▶ The problem: Among the entries that follow, some lines contain the word "Provatsek". Show all of them.

▶ Given entries:

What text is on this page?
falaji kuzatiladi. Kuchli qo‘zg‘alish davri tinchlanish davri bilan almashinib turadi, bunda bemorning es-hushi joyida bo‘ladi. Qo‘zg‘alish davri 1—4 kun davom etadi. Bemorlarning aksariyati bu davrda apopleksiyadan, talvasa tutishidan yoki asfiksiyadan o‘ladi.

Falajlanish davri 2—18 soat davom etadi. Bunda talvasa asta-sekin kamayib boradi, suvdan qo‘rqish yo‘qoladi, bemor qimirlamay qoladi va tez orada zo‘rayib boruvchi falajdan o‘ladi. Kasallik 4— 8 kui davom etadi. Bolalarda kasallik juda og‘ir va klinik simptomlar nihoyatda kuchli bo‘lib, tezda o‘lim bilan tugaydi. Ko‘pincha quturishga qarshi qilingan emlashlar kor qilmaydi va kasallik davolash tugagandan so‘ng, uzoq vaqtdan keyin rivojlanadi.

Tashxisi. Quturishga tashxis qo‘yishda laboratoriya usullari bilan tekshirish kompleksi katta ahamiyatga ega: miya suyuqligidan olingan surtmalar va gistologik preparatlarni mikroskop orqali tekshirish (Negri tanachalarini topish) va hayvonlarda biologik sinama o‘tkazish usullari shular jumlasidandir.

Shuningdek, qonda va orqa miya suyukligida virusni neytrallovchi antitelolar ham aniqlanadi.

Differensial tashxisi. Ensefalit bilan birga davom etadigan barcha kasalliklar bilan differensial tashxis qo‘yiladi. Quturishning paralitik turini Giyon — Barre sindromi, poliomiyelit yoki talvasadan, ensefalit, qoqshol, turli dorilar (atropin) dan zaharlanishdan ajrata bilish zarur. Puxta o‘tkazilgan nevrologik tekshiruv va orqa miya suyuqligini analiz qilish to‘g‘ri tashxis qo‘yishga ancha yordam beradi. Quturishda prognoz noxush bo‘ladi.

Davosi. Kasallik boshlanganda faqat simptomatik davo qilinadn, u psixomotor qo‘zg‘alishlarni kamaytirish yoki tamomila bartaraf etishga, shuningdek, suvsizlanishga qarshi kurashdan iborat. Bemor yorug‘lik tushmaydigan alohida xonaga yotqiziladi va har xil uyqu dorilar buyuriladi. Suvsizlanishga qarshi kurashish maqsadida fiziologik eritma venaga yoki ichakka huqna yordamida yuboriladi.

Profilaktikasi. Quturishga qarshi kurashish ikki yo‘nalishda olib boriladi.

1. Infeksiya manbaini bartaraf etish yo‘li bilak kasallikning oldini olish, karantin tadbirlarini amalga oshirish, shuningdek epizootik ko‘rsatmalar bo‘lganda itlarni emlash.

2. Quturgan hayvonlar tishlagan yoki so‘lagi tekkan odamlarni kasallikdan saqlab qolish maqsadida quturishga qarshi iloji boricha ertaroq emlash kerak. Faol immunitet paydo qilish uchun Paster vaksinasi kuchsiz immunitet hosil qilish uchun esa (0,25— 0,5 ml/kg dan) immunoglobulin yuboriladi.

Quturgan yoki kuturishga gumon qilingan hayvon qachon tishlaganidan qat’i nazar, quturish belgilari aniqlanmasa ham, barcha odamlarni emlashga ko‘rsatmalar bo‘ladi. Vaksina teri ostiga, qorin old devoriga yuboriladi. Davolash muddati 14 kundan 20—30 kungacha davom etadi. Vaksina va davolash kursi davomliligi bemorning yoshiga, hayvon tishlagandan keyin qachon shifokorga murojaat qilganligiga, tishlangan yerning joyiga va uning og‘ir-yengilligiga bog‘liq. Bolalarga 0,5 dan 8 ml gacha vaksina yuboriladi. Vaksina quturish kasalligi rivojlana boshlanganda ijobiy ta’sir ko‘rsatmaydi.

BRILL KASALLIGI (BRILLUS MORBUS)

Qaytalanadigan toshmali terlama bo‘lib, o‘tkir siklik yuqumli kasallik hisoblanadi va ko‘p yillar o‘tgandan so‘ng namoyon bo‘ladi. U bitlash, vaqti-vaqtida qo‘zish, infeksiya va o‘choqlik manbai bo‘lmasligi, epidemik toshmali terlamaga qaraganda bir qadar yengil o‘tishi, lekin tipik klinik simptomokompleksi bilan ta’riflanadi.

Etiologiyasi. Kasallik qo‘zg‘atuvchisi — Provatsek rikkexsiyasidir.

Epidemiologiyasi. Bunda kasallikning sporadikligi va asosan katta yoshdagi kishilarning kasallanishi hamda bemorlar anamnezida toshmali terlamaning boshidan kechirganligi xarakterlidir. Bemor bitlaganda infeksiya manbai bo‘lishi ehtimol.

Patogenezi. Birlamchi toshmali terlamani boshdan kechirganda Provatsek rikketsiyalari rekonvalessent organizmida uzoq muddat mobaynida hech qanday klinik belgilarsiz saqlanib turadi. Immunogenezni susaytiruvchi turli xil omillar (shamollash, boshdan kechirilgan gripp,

▶ Solution for this problem:
Etiologiyasi. Kasallik qo‘zg‘atuvchisi — Provatsek rikkexsiyasidir.
Patogenezi. Birlamchi toshmali terlamani boshdan kechirganda Provatsek rikketsiyalari rekonvalessent organizmida uzoq muddat mobaynida hech qanday klinik belgilarsiz saqlanib turadi. Immunogenezni susaytiruvchi turli xil omillar (shamollash, boshdan kechirilgan gripp,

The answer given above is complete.